[Dataset records]
+--

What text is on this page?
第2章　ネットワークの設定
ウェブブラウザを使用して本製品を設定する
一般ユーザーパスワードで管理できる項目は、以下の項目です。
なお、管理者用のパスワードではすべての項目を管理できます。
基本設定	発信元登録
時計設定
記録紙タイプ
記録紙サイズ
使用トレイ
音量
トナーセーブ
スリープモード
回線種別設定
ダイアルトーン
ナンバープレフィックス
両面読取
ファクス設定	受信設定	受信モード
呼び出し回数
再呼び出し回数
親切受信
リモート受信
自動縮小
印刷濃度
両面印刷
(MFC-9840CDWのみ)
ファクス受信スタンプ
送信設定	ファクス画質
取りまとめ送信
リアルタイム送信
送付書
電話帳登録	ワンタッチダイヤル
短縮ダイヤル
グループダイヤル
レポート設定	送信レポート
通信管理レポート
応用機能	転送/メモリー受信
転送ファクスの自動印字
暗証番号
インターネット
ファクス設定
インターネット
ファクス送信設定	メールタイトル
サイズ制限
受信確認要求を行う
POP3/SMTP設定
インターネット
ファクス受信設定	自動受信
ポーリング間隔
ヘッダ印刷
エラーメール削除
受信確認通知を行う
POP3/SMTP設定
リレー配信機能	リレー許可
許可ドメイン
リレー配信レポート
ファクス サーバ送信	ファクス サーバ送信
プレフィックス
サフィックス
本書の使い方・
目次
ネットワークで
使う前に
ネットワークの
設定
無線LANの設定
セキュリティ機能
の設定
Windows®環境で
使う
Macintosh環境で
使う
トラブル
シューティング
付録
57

+--

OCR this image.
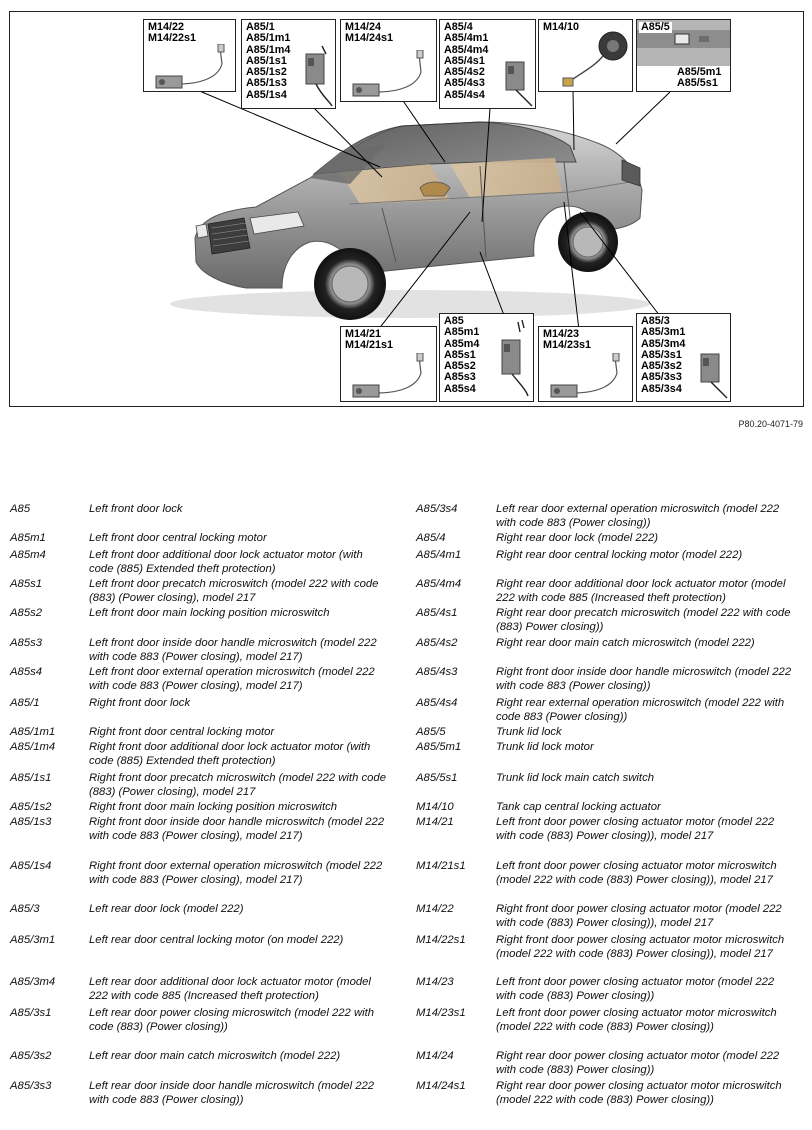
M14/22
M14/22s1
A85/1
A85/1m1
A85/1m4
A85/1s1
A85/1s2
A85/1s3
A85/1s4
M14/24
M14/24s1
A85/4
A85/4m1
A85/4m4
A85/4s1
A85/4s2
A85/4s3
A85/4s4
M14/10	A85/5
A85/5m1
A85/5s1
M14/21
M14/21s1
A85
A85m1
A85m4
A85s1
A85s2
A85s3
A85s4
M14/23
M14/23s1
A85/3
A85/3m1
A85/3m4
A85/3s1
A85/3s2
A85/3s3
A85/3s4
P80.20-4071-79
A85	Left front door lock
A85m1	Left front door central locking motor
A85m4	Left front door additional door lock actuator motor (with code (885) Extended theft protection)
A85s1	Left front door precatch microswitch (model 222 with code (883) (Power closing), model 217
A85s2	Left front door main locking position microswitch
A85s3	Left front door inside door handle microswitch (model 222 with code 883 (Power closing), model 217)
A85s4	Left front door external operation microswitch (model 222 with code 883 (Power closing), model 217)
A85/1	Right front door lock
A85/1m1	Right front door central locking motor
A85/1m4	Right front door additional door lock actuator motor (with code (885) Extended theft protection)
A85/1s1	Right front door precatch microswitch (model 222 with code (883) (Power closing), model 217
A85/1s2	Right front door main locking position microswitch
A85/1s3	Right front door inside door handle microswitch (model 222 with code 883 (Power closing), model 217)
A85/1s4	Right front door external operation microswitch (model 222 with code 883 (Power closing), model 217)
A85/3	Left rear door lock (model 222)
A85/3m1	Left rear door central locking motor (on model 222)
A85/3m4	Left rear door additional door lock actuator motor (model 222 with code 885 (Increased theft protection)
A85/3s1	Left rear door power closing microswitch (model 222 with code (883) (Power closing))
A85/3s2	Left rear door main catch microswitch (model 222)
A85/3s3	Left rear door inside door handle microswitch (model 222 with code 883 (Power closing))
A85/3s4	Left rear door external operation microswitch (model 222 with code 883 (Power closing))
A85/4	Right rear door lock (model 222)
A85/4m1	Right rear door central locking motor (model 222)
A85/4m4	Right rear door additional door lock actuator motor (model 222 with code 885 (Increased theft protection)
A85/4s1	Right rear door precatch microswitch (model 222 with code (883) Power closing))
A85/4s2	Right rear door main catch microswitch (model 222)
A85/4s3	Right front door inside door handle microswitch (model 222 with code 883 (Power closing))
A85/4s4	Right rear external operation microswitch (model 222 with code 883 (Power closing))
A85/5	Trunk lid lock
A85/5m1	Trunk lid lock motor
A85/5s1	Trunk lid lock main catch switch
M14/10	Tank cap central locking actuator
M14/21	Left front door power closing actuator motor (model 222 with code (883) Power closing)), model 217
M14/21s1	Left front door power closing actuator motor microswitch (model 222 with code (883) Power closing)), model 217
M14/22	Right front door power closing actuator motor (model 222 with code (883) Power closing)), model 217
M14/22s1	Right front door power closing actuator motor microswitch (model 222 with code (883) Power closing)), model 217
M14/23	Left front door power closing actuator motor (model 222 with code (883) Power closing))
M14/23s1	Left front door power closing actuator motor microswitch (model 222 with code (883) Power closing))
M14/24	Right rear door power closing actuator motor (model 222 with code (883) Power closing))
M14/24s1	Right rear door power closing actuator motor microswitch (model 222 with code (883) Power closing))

+--

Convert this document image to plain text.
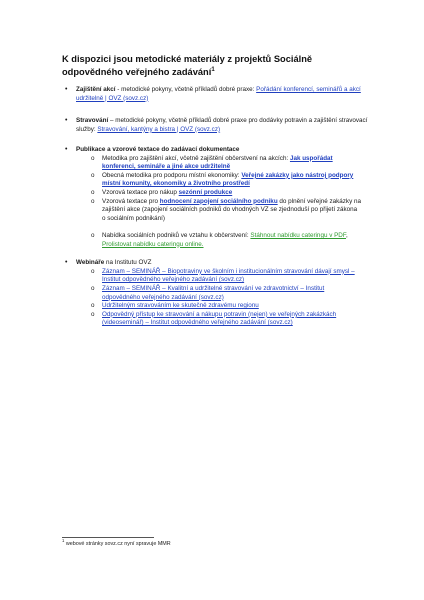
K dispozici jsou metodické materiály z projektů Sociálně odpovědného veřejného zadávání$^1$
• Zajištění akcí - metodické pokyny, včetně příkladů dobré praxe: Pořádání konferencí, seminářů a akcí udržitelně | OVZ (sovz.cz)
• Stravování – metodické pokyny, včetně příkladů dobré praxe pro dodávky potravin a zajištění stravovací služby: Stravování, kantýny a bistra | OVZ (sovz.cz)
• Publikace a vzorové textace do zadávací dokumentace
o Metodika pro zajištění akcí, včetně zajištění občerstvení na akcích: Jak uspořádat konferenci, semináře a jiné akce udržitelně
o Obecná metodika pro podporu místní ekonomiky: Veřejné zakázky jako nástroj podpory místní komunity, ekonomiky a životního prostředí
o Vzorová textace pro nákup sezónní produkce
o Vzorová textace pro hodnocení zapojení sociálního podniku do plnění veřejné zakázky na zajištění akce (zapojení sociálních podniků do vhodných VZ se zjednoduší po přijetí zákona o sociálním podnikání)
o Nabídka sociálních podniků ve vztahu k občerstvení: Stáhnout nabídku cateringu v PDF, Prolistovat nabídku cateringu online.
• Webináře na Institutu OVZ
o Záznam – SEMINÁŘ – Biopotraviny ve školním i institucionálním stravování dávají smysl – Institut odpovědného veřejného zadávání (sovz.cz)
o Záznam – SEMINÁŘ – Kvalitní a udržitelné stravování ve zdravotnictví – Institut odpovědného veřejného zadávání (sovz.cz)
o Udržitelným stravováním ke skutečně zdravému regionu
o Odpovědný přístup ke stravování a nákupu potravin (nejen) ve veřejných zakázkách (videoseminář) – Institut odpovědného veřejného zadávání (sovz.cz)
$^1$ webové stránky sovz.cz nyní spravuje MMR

+--

WHAT IS BEING ASKED: From the listing above, report the number of lines containing the string "podniků", without any accompanying remarks.

FINAL RESULT: 2